- **Dataset records**:
========================================
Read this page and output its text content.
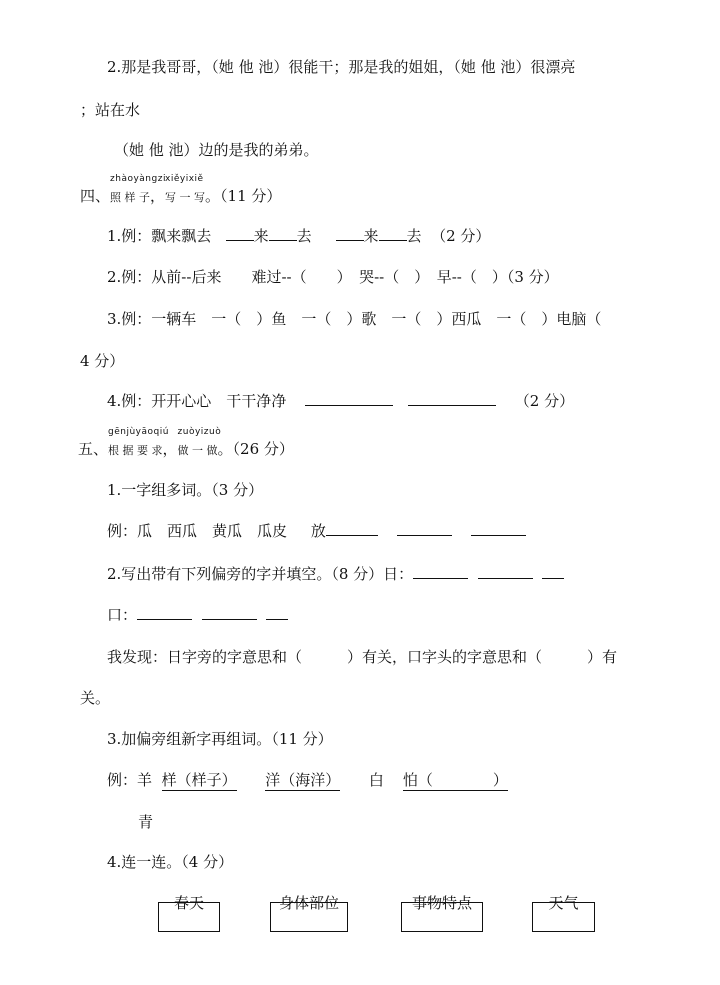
2.那是我哥哥，（她 他 池）很能干；那是我的姐姐，（她 他 池）很漂亮
；站在水
（她 他 池）边的是我的弟弟。
四、
zhàoyàngzi
照 样 子，
xiěyixiě
写 一 写。（11 分）
1.例：飘来飘去	来 去	来 去 （2 分）
2.例：从前--后来　　难过--（　　）　哭--（　）　早--（　）（3 分）
3.例：一辆车　一（　）鱼　一（　）歌　一（　）西瓜　一（　）电脑（
4 分）
4.例：开开心心　干干净净	（2 分）
五、
gēnjùyāoqiú
根 据 要 求，
zuòyizuò
做 一 做。（26 分）
1.一字组多词。（3 分）
例：瓜　西瓜　黄瓜　瓜皮 放
2.写出带有下列偏旁的字并填空。（8 分）日：
口：
我发现：日字旁的字意思和（　　　）有关，口字头的字意思和（　　　）有
关。
3.加偏旁组新字再组词。（11 分）
例：羊 样（样子） 洋（海洋） 白 怕（　　　　）
青
4.连一连。（4 分）
春天	身体部位	事物特点	天气
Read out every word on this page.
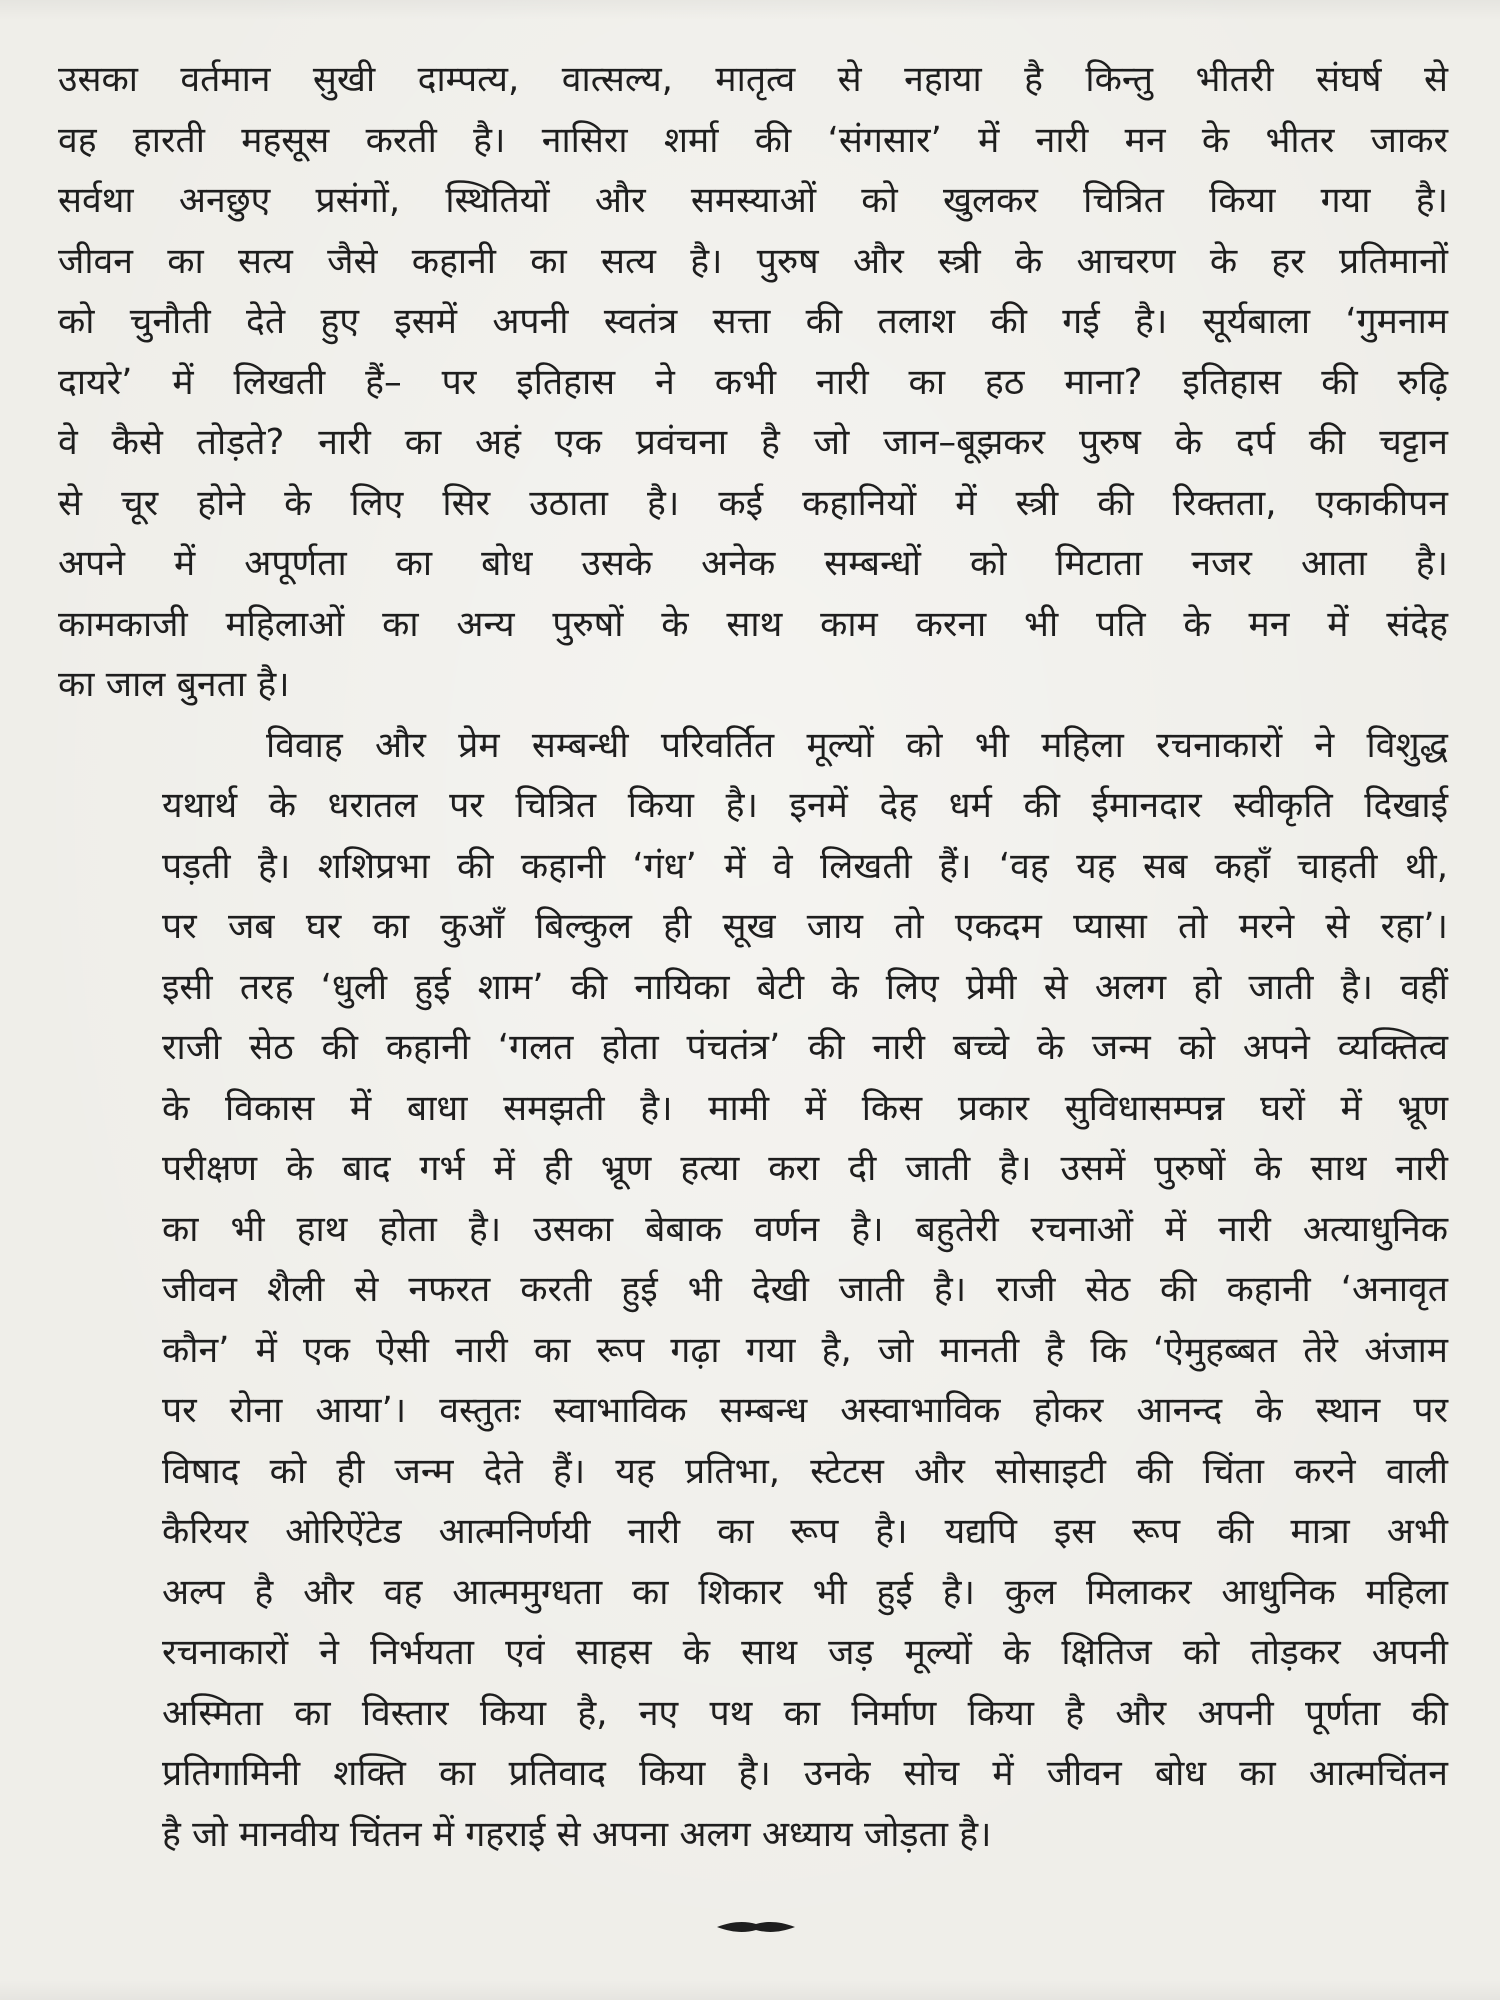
उसका वर्तमान सुखी दाम्पत्य, वात्सल्य, मातृत्व से नहाया है किन्तु भीतरी संघर्ष से
वह हारती महसूस करती है। नासिरा शर्मा की ‘संगसार’ में नारी मन के भीतर जाकर
सर्वथा अनछुए प्रसंगों, स्थितियों और समस्याओं को खुलकर चित्रित किया गया है।
जीवन का सत्य जैसे कहानी का सत्य है। पुरुष और स्त्री के आचरण के हर प्रतिमानों
को चुनौती देते हुए इसमें अपनी स्वतंत्र सत्ता की तलाश की गई है। सूर्यबाला ‘गुमनाम
दायरे’ में लिखती हैं– पर इतिहास ने कभी नारी का हठ माना? इतिहास की रुढ़ि
वे कैसे तोड़ते? नारी का अहं एक प्रवंचना है जो जान–बूझकर पुरुष के दर्प की चट्टान
से चूर होने के लिए सिर उठाता है। कई कहानियों में स्त्री की रिक्तता, एकाकीपन
अपने में अपूर्णता का बोध उसके अनेक सम्बन्धों को मिटाता नजर आता है।
कामकाजी महिलाओं का अन्य पुरुषों के साथ काम करना भी पति के मन में संदेह
का जाल बुनता है।

विवाह और प्रेम सम्बन्धी परिवर्तित मूल्यों को भी महिला रचनाकारों ने विशुद्ध
यथार्थ के धरातल पर चित्रित किया है। इनमें देह धर्म की ईमानदार स्वीकृति दिखाई
पड़ती है। शशिप्रभा की कहानी ‘गंध’ में वे लिखती हैं। ‘वह यह सब कहाँ चाहती थी,
पर जब घर का कुआँ बिल्कुल ही सूख जाय तो एकदम प्यासा तो मरने से रहा’।
इसी तरह ‘धुली हुई शाम’ की नायिका बेटी के लिए प्रेमी से अलग हो जाती है। वहीं
राजी सेठ की कहानी ‘गलत होता पंचतंत्र’ की नारी बच्चे के जन्म को अपने व्यक्तित्व
के विकास में बाधा समझती है। मामी में किस प्रकार सुविधासम्पन्न घरों में भ्रूण
परीक्षण के बाद गर्भ में ही भ्रूण हत्या करा दी जाती है। उसमें पुरुषों के साथ नारी
का भी हाथ होता है। उसका बेबाक वर्णन है। बहुतेरी रचनाओं में नारी अत्याधुनिक
जीवन शैली से नफरत करती हुई भी देखी जाती है। राजी सेठ की कहानी ‘अनावृत
कौन’ में एक ऐसी नारी का रूप गढ़ा गया है, जो मानती है कि ‘ऐमुहब्बत तेरे अंजाम
पर रोना आया’। वस्तुतः स्वाभाविक सम्बन्ध अस्वाभाविक होकर आनन्द के स्थान पर
विषाद को ही जन्म देते हैं। यह प्रतिभा, स्टेटस और सोसाइटी की चिंता करने वाली
कैरियर ओरिऐंटेड आत्मनिर्णयी नारी का रूप है। यद्यपि इस रूप की मात्रा अभी
अल्प है और वह आत्ममुग्धता का शिकार भी हुई है। कुल मिलाकर आधुनिक महिला
रचनाकारों ने निर्भयता एवं साहस के साथ जड़ मूल्यों के क्षितिज को तोड़कर अपनी
अस्मिता का विस्तार किया है, नए पथ का निर्माण किया है और अपनी पूर्णता की
प्रतिगामिनी शक्ति का प्रतिवाद किया है। उनके सोच में जीवन बोध का आत्मचिंतन
है जो मानवीय चिंतन में गहराई से अपना अलग अध्याय जोड़ता है।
========================================
- **Work to complete**: For each line of the entries that includes "page", show that line.

- **Task answer**:
Read this page and output its text content.
Read out every word on this page.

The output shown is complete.